[Stored dataset items]

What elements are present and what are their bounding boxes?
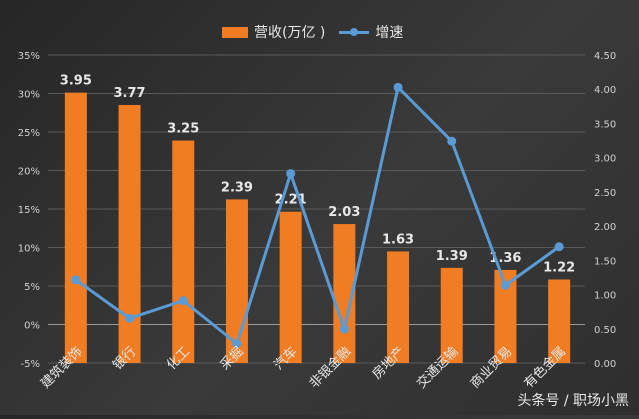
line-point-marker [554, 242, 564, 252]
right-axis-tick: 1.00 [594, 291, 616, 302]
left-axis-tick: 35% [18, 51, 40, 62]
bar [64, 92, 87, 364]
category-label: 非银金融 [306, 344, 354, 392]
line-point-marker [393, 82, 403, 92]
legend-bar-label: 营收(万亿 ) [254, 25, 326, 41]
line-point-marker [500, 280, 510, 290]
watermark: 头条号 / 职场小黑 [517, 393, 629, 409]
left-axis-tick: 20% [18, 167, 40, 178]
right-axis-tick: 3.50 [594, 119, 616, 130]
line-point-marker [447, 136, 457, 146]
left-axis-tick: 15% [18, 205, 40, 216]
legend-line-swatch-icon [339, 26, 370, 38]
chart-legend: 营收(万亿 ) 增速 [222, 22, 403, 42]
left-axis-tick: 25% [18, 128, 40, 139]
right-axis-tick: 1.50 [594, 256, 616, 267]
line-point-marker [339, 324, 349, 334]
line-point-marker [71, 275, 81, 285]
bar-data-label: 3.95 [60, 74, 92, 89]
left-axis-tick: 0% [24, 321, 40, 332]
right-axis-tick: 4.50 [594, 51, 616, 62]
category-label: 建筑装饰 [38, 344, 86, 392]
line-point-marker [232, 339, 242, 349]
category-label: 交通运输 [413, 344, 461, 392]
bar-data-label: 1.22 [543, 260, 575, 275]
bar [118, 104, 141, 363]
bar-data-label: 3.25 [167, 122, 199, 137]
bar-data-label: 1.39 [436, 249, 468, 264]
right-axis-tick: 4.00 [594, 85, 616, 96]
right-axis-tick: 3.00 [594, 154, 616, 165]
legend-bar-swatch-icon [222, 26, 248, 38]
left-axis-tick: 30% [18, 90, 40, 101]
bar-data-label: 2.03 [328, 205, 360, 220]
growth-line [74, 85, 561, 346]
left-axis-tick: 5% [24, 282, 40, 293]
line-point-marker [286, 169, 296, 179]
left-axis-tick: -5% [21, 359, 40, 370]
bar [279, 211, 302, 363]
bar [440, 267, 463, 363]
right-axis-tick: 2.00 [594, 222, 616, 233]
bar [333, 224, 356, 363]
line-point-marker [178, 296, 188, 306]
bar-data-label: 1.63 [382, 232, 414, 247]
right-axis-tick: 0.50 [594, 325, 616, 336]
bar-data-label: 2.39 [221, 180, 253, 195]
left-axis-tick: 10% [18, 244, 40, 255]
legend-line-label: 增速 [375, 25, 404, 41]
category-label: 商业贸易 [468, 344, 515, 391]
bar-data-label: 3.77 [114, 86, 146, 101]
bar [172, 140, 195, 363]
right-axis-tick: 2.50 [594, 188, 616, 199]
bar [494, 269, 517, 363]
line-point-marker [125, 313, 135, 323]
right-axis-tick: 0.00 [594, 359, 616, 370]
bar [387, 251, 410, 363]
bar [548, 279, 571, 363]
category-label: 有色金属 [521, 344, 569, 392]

## STATED PROBLEM
Reproduce every line of the records above word for word, omitting the pictures from your answer.

## EXPECTED ANSWER
What elements are present and what are their bounding boxes?
line-point-marker [554, 242, 564, 252]
right-axis-tick: 1.00 [594, 291, 616, 302]
left-axis-tick: 35% [18, 51, 40, 62]
bar [64, 92, 87, 364]
category-label: 非银金融 [306, 344, 354, 392]
line-point-marker [393, 82, 403, 92]
legend-bar-label: 营收(万亿 ) [254, 25, 326, 41]
line-point-marker [500, 280, 510, 290]
watermark: 头条号 / 职场小黑 [517, 393, 629, 409]
left-axis-tick: 20% [18, 167, 40, 178]
right-axis-tick: 3.50 [594, 119, 616, 130]
line-point-marker [447, 136, 457, 146]
left-axis-tick: 15% [18, 205, 40, 216]
legend-line-swatch-icon [339, 26, 370, 38]
chart-legend: 营收(万亿 ) 增速 [222, 22, 403, 42]
left-axis-tick: 25% [18, 128, 40, 139]
right-axis-tick: 1.50 [594, 256, 616, 267]
line-point-marker [339, 324, 349, 334]
line-point-marker [71, 275, 81, 285]
bar-data-label: 3.95 [60, 74, 92, 89]
left-axis-tick: 0% [24, 321, 40, 332]
right-axis-tick: 4.50 [594, 51, 616, 62]
category-label: 建筑装饰 [38, 344, 86, 392]
line-point-marker [232, 339, 242, 349]
category-label: 交通运输 [413, 344, 461, 392]
bar-data-label: 1.22 [543, 260, 575, 275]
bar [118, 104, 141, 363]
bar-data-label: 3.25 [167, 122, 199, 137]
bar-data-label: 1.39 [436, 249, 468, 264]
right-axis-tick: 4.00 [594, 85, 616, 96]
right-axis-tick: 3.00 [594, 154, 616, 165]
legend-bar-swatch-icon [222, 26, 248, 38]
left-axis-tick: 30% [18, 90, 40, 101]
bar-data-label: 2.03 [328, 205, 360, 220]
growth-line [74, 85, 561, 346]
left-axis-tick: 5% [24, 282, 40, 293]
line-point-marker [286, 169, 296, 179]
left-axis-tick: -5% [21, 359, 40, 370]
bar [279, 211, 302, 363]
bar [440, 267, 463, 363]
right-axis-tick: 2.00 [594, 222, 616, 233]
bar [333, 224, 356, 363]
line-point-marker [178, 296, 188, 306]
bar-data-label: 1.63 [382, 232, 414, 247]
right-axis-tick: 0.50 [594, 325, 616, 336]
bar-data-label: 2.39 [221, 180, 253, 195]
left-axis-tick: 10% [18, 244, 40, 255]
legend-line-label: 增速 [375, 25, 404, 41]
category-label: 商业贸易 [468, 344, 515, 391]
bar-data-label: 3.77 [114, 86, 146, 101]
bar [172, 140, 195, 363]
right-axis-tick: 2.50 [594, 188, 616, 199]
bar [494, 269, 517, 363]
line-point-marker [125, 313, 135, 323]
right-axis-tick: 0.00 [594, 359, 616, 370]
bar [387, 251, 410, 363]
bar [548, 279, 571, 363]
category-label: 有色金属 [521, 344, 569, 392]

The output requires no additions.